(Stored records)
• • • • • • •
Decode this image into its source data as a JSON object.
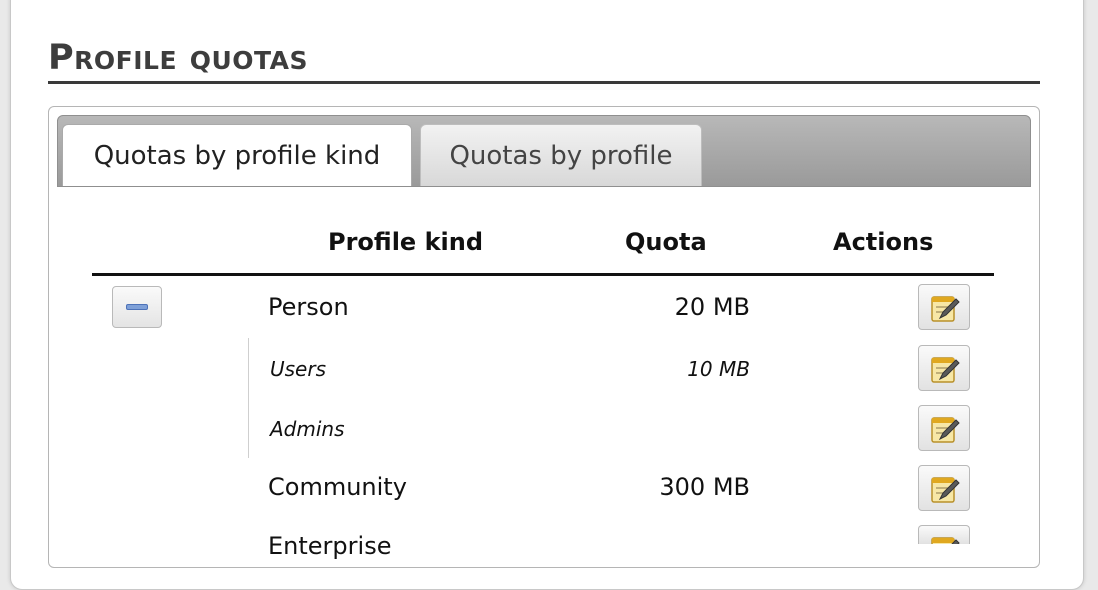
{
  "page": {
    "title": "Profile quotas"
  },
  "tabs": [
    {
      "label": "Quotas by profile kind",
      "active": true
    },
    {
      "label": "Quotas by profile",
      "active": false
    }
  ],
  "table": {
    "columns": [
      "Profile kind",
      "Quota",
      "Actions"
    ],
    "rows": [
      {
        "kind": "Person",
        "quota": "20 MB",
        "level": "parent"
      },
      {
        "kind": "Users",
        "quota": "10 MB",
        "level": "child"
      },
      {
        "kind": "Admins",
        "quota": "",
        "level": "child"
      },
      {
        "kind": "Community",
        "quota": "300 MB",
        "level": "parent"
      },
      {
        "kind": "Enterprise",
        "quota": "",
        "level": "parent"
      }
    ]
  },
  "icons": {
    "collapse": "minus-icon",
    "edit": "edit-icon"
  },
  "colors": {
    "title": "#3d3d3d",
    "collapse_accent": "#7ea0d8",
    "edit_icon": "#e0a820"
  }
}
• • • • • • •
WHAT YOU NEED TO DO
Give only the number of lines above that hold the string "label".

FINAL RESULT
2